#### Given task:
All of the data below should be written out exactly.
* begin Task material *
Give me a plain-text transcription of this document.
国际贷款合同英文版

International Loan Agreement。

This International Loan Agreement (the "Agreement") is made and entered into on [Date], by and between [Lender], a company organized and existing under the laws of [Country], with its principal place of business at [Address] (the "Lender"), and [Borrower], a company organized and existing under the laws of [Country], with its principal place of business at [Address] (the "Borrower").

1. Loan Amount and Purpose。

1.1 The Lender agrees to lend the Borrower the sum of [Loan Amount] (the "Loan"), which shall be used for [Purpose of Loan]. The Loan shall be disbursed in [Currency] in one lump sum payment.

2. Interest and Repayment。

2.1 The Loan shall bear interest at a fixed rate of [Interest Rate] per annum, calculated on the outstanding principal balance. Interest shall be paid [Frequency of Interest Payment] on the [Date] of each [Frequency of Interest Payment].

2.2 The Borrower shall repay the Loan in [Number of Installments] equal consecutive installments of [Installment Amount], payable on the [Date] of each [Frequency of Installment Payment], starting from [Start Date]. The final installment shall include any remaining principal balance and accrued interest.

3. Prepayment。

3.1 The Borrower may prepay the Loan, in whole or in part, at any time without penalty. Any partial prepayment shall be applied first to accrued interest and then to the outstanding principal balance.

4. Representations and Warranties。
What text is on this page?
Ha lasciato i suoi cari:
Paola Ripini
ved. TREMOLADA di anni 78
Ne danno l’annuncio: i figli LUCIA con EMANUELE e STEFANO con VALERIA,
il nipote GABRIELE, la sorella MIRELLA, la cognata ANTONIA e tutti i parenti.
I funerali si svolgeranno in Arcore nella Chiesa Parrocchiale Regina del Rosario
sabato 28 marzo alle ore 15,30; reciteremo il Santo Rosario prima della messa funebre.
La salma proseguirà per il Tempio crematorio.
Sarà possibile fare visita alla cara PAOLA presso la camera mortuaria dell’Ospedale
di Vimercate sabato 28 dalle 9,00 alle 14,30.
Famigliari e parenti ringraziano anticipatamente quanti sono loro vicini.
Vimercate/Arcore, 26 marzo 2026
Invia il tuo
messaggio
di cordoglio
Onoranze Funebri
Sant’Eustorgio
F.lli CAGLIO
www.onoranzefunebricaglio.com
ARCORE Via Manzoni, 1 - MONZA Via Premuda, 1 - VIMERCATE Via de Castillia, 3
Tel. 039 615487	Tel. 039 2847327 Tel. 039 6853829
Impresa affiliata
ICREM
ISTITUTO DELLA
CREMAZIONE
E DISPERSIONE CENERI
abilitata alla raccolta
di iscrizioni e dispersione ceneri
* end Task material *
#### Completed task:
Give me a plain-text transcription of this document.
国际贷款合同英文版

International Loan Agreement。

This International Loan Agreement (the "Agreement") is made and entered into on [Date], by and between [Lender], a company organized and existing under the laws of [Country], with its principal place of business at [Address] (the "Lender"), and [Borrower], a company organized and existing under the laws of [Country], with its principal place of business at [Address] (the "Borrower").

1. Loan Amount and Purpose。

1.1 The Lender agrees to lend the Borrower the sum of [Loan Amount] (the "Loan"), which shall be used for [Purpose of Loan]. The Loan shall be disbursed in [Currency] in one lump sum payment.

2. Interest and Repayment。

2.1 The Loan shall bear interest at a fixed rate of [Interest Rate] per annum, calculated on the outstanding principal balance. Interest shall be paid [Frequency of Interest Payment] on the [Date] of each [Frequency of Interest Payment].

2.2 The Borrower shall repay the Loan in [Number of Installments] equal consecutive installments of [Installment Amount], payable on the [Date] of each [Frequency of Installment Payment], starting from [Start Date]. The final installment shall include any remaining principal balance and accrued interest.

3. Prepayment。

3.1 The Borrower may prepay the Loan, in whole or in part, at any time without penalty. Any partial prepayment shall be applied first to accrued interest and then to the outstanding principal balance.

4. Representations and Warranties。
What text is on this page?
Ha lasciato i suoi cari:
Paola Ripini
ved. TREMOLADA di anni 78
Ne danno l’annuncio: i figli LUCIA con EMANUELE e STEFANO con VALERIA,
il nipote GABRIELE, la sorella MIRELLA, la cognata ANTONIA e tutti i parenti.
I funerali si svolgeranno in Arcore nella Chiesa Parrocchiale Regina del Rosario
sabato 28 marzo alle ore 15,30; reciteremo il Santo Rosario prima della messa funebre.
La salma proseguirà per il Tempio crematorio.
Sarà possibile fare visita alla cara PAOLA presso la camera mortuaria dell’Ospedale
di Vimercate sabato 28 dalle 9,00 alle 14,30.
Famigliari e parenti ringraziano anticipatamente quanti sono loro vicini.
Vimercate/Arcore, 26 marzo 2026
Invia il tuo
messaggio
di cordoglio
Onoranze Funebri
Sant’Eustorgio
F.lli CAGLIO
www.onoranzefunebricaglio.com
ARCORE Via Manzoni, 1 - MONZA Via Premuda, 1 - VIMERCATE Via de Castillia, 3
Tel. 039 615487	Tel. 039 2847327 Tel. 039 6853829
Impresa affiliata
ICREM
ISTITUTO DELLA
CREMAZIONE
E DISPERSIONE CENERI
abilitata alla raccolta
di iscrizioni e dispersione ceneri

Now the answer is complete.